Aim of the exercise: Gather all lines from the material that contain the word "Paris".

::::::::::

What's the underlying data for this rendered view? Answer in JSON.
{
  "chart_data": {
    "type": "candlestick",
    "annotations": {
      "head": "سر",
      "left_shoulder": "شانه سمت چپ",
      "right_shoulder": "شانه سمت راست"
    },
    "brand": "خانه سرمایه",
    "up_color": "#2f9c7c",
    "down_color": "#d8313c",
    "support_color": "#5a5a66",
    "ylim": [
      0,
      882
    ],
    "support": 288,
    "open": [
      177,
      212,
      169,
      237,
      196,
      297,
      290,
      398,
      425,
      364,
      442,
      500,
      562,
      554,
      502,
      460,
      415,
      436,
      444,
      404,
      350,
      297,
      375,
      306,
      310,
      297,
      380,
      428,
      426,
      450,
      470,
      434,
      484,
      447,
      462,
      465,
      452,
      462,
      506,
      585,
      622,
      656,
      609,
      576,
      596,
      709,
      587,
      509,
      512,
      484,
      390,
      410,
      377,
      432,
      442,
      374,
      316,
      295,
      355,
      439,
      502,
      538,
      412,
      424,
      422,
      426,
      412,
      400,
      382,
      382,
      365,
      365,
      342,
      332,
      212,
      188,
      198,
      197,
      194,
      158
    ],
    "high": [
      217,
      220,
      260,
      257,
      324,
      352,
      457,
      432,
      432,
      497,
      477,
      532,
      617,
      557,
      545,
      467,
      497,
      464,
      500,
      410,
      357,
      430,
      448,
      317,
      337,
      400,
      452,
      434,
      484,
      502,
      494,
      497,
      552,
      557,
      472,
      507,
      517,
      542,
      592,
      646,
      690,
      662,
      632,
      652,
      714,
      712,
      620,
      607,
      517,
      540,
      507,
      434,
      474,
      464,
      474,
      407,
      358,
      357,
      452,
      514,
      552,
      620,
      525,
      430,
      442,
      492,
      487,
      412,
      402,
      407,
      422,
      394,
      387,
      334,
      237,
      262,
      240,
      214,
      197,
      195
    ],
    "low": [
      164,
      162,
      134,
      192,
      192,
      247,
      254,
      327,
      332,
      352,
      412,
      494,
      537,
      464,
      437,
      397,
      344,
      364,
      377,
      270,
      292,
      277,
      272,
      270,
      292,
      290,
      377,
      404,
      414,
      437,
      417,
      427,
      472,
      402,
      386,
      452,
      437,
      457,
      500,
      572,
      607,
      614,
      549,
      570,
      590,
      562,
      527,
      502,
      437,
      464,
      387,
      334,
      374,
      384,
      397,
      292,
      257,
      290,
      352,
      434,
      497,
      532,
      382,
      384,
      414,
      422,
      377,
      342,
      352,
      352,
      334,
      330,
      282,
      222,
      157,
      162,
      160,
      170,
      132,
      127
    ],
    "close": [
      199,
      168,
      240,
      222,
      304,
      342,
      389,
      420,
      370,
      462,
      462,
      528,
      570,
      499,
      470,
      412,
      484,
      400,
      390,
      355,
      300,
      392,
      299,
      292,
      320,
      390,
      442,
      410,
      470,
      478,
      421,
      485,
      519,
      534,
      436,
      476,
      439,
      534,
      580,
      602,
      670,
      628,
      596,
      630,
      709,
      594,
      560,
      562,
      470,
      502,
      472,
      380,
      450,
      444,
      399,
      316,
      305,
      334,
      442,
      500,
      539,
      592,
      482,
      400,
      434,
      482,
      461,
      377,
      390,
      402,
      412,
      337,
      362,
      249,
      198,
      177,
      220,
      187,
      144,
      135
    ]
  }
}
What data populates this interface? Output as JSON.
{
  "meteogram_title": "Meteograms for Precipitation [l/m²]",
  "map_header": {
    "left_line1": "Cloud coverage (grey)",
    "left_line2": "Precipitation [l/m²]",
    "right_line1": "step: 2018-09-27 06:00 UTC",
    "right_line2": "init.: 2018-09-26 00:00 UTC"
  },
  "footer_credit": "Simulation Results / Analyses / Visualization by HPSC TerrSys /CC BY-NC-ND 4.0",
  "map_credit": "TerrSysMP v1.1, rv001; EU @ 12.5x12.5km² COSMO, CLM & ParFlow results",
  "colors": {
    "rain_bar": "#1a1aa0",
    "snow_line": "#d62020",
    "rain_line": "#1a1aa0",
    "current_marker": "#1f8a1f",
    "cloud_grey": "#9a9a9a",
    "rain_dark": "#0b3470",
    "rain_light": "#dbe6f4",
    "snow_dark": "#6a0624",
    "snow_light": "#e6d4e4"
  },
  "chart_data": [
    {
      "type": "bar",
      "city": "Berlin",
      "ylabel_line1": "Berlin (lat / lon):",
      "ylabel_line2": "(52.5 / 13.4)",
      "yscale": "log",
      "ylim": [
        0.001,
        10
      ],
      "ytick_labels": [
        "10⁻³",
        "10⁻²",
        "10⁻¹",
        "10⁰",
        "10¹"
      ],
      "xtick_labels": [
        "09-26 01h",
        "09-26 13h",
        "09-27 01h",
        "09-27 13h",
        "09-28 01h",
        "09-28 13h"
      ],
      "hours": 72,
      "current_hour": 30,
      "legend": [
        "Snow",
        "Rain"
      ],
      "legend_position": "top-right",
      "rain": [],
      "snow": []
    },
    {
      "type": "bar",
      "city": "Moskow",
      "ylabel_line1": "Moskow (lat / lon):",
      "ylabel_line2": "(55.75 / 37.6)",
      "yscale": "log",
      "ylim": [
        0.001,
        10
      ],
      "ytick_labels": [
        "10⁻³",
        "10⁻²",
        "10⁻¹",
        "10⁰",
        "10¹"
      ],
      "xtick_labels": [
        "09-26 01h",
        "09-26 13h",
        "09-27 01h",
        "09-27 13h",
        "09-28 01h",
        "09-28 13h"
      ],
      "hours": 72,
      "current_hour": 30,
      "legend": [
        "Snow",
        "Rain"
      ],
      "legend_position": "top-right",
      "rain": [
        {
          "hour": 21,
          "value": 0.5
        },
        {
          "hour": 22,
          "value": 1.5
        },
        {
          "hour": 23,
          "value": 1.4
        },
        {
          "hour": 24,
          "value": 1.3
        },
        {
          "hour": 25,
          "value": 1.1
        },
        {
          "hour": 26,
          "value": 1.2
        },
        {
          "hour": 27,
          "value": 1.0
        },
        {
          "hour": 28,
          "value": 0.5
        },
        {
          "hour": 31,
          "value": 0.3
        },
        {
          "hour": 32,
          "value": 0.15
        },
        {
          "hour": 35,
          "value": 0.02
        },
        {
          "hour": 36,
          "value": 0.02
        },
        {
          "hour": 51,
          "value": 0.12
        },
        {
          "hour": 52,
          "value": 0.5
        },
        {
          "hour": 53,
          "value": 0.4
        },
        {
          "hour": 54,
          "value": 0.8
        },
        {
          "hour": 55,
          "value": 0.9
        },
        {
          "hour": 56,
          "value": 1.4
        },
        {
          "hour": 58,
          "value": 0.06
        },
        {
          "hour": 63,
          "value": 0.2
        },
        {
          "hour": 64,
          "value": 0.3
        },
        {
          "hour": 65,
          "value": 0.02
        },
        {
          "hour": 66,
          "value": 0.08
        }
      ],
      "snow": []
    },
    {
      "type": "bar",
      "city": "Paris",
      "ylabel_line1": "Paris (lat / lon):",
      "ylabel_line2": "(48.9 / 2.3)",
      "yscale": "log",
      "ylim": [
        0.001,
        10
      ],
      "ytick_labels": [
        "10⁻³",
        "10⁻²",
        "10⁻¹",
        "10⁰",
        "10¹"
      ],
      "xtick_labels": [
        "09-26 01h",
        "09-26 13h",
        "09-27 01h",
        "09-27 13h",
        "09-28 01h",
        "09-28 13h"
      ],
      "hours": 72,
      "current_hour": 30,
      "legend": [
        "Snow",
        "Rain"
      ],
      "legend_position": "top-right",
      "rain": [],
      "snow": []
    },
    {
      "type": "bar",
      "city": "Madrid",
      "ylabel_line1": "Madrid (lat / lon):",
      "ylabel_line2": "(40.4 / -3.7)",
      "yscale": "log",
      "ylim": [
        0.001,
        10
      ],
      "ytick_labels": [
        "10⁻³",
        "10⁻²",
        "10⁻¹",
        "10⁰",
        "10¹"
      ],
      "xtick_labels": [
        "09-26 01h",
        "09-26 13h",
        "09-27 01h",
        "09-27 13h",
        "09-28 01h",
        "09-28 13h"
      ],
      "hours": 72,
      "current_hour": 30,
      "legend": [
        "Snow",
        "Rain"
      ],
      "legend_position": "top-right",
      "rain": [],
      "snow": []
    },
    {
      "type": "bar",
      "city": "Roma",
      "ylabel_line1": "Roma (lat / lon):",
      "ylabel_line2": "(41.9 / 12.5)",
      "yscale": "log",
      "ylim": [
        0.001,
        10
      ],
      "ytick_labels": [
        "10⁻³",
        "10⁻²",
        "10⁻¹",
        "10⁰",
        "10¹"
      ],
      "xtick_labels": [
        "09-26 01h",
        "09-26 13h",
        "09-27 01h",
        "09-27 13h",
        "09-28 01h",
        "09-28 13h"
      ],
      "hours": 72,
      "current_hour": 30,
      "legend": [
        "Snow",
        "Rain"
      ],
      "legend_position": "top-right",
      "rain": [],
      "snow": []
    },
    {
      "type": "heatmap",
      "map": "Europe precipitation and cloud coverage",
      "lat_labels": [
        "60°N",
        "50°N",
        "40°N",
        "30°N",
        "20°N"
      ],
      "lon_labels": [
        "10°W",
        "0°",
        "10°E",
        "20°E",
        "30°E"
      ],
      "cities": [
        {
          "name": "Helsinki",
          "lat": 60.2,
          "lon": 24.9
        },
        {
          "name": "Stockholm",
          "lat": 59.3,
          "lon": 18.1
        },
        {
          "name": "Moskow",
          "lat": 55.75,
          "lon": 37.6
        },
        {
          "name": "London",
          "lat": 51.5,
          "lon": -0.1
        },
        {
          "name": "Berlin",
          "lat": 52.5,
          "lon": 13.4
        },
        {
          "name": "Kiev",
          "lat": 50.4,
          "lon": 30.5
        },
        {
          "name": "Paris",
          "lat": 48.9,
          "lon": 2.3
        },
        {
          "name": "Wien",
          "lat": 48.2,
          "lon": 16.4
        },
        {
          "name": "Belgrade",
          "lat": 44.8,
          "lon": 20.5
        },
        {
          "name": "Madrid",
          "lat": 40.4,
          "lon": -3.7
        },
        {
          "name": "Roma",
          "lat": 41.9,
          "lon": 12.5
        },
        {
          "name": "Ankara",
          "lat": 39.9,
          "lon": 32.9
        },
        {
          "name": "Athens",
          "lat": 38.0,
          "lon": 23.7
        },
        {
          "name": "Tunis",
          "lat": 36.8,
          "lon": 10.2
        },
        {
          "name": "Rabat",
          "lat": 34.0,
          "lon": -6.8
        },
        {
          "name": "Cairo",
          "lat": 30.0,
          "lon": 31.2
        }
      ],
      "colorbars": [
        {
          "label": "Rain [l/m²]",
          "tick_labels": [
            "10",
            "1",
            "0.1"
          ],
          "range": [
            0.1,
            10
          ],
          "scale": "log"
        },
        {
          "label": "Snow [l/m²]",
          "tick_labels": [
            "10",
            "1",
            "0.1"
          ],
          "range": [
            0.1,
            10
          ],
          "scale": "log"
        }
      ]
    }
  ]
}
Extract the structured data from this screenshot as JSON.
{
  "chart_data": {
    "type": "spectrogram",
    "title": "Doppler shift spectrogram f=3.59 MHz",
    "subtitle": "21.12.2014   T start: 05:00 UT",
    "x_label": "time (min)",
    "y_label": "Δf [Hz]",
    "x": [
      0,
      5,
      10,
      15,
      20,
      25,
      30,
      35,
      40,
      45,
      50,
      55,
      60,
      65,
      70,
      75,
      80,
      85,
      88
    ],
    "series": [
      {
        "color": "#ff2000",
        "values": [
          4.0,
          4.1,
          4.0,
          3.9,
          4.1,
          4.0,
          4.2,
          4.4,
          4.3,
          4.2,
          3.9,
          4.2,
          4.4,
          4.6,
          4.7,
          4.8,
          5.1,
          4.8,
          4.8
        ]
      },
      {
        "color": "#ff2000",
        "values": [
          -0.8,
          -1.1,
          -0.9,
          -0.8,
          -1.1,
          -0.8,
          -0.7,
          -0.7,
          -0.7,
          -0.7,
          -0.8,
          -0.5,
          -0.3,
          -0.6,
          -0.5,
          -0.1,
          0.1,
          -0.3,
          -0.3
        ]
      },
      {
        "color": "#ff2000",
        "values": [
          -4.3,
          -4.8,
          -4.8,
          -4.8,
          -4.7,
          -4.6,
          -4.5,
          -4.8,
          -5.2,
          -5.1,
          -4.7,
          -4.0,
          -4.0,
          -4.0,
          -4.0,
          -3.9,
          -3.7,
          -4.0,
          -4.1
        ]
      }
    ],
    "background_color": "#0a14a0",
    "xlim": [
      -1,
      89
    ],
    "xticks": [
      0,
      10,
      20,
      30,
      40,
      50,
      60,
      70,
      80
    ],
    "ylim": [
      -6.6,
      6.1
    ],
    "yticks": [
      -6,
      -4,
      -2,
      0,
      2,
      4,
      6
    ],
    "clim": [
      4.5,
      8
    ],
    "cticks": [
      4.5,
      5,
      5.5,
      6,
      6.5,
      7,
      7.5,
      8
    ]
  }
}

::::::::::

Answer to this exercise:
      "city": "Paris",
      "ylabel_line1": "Paris (lat / lon):",
          "name": "Paris",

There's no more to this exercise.